Copy each line of the data below with the word "autres".

******

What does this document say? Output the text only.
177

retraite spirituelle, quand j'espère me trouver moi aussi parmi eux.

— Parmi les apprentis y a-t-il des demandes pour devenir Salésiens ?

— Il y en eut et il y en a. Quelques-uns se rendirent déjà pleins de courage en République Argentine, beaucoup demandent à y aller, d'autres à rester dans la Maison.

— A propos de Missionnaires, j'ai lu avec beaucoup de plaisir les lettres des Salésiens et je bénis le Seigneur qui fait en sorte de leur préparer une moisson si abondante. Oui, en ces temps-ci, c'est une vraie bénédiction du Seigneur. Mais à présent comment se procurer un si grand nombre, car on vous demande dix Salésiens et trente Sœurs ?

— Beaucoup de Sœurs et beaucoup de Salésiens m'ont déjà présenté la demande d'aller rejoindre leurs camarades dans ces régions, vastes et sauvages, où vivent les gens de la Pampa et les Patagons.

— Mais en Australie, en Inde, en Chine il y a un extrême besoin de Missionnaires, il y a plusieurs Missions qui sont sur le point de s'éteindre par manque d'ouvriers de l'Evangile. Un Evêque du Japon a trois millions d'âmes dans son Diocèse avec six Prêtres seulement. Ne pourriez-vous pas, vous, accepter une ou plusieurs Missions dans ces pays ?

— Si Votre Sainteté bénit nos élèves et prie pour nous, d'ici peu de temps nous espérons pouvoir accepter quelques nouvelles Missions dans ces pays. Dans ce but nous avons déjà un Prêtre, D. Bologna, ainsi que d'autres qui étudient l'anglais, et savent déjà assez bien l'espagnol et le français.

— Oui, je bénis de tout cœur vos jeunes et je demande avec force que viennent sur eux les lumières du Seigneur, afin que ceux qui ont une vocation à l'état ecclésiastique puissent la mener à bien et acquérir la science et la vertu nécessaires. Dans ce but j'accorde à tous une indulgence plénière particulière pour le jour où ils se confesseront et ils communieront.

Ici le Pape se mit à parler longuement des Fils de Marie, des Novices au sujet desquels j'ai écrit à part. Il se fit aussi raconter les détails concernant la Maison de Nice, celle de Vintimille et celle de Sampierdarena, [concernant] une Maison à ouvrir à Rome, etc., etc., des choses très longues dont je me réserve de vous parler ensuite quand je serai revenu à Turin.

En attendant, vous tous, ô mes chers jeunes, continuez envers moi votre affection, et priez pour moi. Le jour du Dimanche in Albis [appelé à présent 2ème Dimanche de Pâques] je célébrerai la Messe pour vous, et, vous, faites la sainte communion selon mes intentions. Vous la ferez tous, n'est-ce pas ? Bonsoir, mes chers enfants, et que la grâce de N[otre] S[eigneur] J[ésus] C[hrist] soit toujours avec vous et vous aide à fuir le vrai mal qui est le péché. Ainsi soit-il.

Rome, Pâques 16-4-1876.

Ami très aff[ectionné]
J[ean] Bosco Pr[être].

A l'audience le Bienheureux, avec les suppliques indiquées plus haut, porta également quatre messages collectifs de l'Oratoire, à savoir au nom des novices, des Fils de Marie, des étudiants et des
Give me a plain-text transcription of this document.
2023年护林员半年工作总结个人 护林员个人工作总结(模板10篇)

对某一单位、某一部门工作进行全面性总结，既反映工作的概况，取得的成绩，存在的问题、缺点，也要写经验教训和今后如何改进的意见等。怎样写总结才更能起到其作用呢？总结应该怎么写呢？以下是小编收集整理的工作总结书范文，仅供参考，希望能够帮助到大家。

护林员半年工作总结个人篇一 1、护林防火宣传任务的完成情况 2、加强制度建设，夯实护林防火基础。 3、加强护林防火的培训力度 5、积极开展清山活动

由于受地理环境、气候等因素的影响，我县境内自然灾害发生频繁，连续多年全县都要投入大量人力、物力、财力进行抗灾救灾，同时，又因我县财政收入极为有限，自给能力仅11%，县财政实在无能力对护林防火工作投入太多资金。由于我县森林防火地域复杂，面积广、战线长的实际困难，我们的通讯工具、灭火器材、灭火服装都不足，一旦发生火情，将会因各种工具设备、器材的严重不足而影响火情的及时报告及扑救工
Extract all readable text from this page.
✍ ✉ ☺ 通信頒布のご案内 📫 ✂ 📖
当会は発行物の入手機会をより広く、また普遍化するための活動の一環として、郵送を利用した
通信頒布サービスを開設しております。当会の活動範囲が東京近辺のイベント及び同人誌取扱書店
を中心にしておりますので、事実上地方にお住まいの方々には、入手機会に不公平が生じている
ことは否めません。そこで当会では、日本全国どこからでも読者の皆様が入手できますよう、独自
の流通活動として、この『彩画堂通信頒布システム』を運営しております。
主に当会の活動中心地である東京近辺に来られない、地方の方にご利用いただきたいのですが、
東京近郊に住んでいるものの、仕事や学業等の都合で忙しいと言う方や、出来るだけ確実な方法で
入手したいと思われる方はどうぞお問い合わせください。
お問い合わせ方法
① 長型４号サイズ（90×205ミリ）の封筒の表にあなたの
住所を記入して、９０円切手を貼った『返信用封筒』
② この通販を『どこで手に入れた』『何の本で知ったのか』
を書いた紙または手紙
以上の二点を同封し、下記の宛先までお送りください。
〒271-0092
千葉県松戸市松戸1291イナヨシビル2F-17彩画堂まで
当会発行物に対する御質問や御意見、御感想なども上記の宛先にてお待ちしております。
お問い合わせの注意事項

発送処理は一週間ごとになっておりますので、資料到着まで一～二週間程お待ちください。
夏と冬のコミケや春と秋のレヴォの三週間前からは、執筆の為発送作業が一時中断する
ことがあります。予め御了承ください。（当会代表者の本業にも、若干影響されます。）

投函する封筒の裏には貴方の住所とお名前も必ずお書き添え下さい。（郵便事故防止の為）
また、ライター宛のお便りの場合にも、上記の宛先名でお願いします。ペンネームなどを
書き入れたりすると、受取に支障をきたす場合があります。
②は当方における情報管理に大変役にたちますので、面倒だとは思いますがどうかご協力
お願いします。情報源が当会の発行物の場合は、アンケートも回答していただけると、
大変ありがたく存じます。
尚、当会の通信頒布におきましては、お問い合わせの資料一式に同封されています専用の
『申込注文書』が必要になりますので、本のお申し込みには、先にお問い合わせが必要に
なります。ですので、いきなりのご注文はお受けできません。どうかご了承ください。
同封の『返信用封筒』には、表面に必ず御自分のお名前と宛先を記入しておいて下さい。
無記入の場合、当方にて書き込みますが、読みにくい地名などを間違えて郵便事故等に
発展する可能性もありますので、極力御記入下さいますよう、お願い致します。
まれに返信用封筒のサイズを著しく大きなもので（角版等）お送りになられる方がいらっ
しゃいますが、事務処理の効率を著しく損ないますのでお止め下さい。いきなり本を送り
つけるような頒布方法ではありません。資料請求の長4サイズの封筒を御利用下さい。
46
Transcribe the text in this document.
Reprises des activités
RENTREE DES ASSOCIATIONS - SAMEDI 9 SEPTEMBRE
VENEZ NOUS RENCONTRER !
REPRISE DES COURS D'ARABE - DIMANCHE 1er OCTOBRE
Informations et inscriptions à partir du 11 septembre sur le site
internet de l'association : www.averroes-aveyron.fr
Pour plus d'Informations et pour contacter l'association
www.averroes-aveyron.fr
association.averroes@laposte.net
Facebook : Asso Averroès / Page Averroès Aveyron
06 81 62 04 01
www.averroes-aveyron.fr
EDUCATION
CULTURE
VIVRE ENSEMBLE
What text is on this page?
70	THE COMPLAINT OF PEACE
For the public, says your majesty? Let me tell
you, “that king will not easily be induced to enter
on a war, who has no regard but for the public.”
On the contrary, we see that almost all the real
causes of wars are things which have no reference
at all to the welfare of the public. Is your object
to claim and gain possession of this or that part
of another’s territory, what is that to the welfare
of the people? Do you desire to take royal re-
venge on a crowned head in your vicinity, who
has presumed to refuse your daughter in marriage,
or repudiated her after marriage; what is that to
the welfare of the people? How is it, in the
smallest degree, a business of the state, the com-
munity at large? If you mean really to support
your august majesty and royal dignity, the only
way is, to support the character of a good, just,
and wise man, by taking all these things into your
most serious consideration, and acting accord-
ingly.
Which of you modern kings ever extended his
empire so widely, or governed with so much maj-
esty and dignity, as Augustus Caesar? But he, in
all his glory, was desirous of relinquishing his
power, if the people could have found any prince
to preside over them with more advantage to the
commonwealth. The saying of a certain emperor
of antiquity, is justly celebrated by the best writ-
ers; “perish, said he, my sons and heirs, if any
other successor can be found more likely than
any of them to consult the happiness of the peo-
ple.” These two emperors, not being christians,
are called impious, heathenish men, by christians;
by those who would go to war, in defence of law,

******

OUTPUT OF THE EXERCISE:
— Il y en eut et il y en a. Quelques-uns se rendirent déjà pleins de courage en République Argentine, beaucoup demandent à y aller, d'autres à rester dans la Maison.
— Si Votre Sainteté bénit nos élèves et prie pour nous, d'ici peu de temps nous espérons pouvoir accepter quelques nouvelles Missions dans ces pays. Dans ce but nous avons déjà un Prêtre, D. Bologna, ainsi que d'autres qui étudient l'anglais, et savent déjà assez bien l'espagnol et le français.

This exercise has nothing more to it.